● **What to produce**
Quote each record exactly, please, leaving none out.

Rows from a figure dataset
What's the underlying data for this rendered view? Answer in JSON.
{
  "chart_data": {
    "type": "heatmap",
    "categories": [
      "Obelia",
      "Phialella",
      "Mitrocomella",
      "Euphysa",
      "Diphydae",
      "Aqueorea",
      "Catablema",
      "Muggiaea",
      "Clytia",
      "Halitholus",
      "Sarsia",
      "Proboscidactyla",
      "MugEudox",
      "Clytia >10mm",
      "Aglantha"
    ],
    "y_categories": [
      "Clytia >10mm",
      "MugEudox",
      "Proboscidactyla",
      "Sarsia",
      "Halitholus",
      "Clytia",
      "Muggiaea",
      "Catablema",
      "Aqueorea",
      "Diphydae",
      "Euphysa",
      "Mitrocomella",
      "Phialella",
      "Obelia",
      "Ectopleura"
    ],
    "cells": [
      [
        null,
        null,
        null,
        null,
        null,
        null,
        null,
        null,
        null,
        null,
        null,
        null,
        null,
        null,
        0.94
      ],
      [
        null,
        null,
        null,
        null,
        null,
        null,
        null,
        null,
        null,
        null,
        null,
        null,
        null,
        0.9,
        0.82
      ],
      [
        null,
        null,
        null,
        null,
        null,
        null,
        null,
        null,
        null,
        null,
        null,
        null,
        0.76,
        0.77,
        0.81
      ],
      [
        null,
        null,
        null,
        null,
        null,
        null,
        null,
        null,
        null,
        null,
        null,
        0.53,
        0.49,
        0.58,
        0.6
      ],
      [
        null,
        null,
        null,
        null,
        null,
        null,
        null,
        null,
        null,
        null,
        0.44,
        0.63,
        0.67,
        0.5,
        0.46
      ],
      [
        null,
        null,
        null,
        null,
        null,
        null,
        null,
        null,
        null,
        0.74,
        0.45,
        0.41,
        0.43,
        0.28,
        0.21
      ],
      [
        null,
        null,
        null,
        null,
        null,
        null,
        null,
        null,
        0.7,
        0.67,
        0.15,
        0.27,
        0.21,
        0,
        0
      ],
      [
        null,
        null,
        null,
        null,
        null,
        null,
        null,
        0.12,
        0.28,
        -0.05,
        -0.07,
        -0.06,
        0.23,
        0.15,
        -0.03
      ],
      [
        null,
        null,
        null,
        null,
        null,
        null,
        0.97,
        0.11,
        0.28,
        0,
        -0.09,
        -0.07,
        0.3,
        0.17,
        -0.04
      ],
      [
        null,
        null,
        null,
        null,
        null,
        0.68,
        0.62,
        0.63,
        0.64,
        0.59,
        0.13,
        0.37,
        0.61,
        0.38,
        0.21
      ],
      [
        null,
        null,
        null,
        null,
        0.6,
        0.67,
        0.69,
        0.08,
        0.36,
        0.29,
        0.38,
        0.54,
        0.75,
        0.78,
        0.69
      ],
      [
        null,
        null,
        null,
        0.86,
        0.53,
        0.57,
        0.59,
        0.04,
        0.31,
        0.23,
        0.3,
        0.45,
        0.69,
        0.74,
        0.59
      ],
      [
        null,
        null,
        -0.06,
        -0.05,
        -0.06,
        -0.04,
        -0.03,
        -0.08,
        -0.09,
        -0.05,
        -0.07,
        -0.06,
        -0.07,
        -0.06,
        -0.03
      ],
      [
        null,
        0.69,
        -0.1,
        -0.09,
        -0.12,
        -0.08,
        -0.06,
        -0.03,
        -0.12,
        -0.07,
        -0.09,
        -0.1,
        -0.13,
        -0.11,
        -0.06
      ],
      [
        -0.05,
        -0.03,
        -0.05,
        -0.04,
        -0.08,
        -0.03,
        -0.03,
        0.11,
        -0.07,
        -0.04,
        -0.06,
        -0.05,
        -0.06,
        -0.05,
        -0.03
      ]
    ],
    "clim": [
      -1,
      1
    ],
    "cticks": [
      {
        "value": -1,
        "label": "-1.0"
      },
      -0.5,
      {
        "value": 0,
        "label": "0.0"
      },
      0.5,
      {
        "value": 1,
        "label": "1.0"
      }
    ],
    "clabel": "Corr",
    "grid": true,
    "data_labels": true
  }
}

● **Full output**
What's the underlying data for this rendered view? Answer in JSON.
{
  "chart_data": {
    "type": "heatmap",
    "categories": [
      "Obelia",
      "Phialella",
      "Mitrocomella",
      "Euphysa",
      "Diphydae",
      "Aqueorea",
      "Catablema",
      "Muggiaea",
      "Clytia",
      "Halitholus",
      "Sarsia",
      "Proboscidactyla",
      "MugEudox",
      "Clytia >10mm",
      "Aglantha"
    ],
    "y_categories": [
      "Clytia >10mm",
      "MugEudox",
      "Proboscidactyla",
      "Sarsia",
      "Halitholus",
      "Clytia",
      "Muggiaea",
      "Catablema",
      "Aqueorea",
      "Diphydae",
      "Euphysa",
      "Mitrocomella",
      "Phialella",
      "Obelia",
      "Ectopleura"
    ],
    "cells": [
      [
        null,
        null,
        null,
        null,
        null,
        null,
        null,
        null,
        null,
        null,
        null,
        null,
        null,
        null,
        0.94
      ],
      [
        null,
        null,
        null,
        null,
        null,
        null,
        null,
        null,
        null,
        null,
        null,
        null,
        null,
        0.9,
        0.82
      ],
      [
        null,
        null,
        null,
        null,
        null,
        null,
        null,
        null,
        null,
        null,
        null,
        null,
        0.76,
        0.77,
        0.81
      ],
      [
        null,
        null,
        null,
        null,
        null,
        null,
        null,
        null,
        null,
        null,
        null,
        0.53,
        0.49,
        0.58,
        0.6
      ],
      [
        null,
        null,
        null,
        null,
        null,
        null,
        null,
        null,
        null,
        null,
        0.44,
        0.63,
        0.67,
        0.5,
        0.46
      ],
      [
        null,
        null,
        null,
        null,
        null,
        null,
        null,
        null,
        null,
        0.74,
        0.45,
        0.41,
        0.43,
        0.28,
        0.21
      ],
      [
        null,
        null,
        null,
        null,
        null,
        null,
        null,
        null,
        0.7,
        0.67,
        0.15,
        0.27,
        0.21,
        0,
        0
      ],
      [
        null,
        null,
        null,
        null,
        null,
        null,
        null,
        0.12,
        0.28,
        -0.05,
        -0.07,
        -0.06,
        0.23,
        0.15,
        -0.03
      ],
      [
        null,
        null,
        null,
        null,
        null,
        null,
        0.97,
        0.11,
        0.28,
        0,
        -0.09,
        -0.07,
        0.3,
        0.17,
        -0.04
      ],
      [
        null,
        null,
        null,
        null,
        null,
        0.68,
        0.62,
        0.63,
        0.64,
        0.59,
        0.13,
        0.37,
        0.61,
        0.38,
        0.21
      ],
      [
        null,
        null,
        null,
        null,
        0.6,
        0.67,
        0.69,
        0.08,
        0.36,
        0.29,
        0.38,
        0.54,
        0.75,
        0.78,
        0.69
      ],
      [
        null,
        null,
        null,
        0.86,
        0.53,
        0.57,
        0.59,
        0.04,
        0.31,
        0.23,
        0.3,
        0.45,
        0.69,
        0.74,
        0.59
      ],
      [
        null,
        null,
        -0.06,
        -0.05,
        -0.06,
        -0.04,
        -0.03,
        -0.08,
        -0.09,
        -0.05,
        -0.07,
        -0.06,
        -0.07,
        -0.06,
        -0.03
      ],
      [
        null,
        0.69,
        -0.1,
        -0.09,
        -0.12,
        -0.08,
        -0.06,
        -0.03,
        -0.12,
        -0.07,
        -0.09,
        -0.1,
        -0.13,
        -0.11,
        -0.06
      ],
      [
        -0.05,
        -0.03,
        -0.05,
        -0.04,
        -0.08,
        -0.03,
        -0.03,
        0.11,
        -0.07,
        -0.04,
        -0.06,
        -0.05,
        -0.06,
        -0.05,
        -0.03
      ]
    ],
    "clim": [
      -1,
      1
    ],
    "cticks": [
      {
        "value": -1,
        "label": "-1.0"
      },
      -0.5,
      {
        "value": 0,
        "label": "0.0"
      },
      0.5,
      {
        "value": 1,
        "label": "1.0"
      }
    ],
    "clabel": "Corr",
    "grid": true,
    "data_labels": true
  }
}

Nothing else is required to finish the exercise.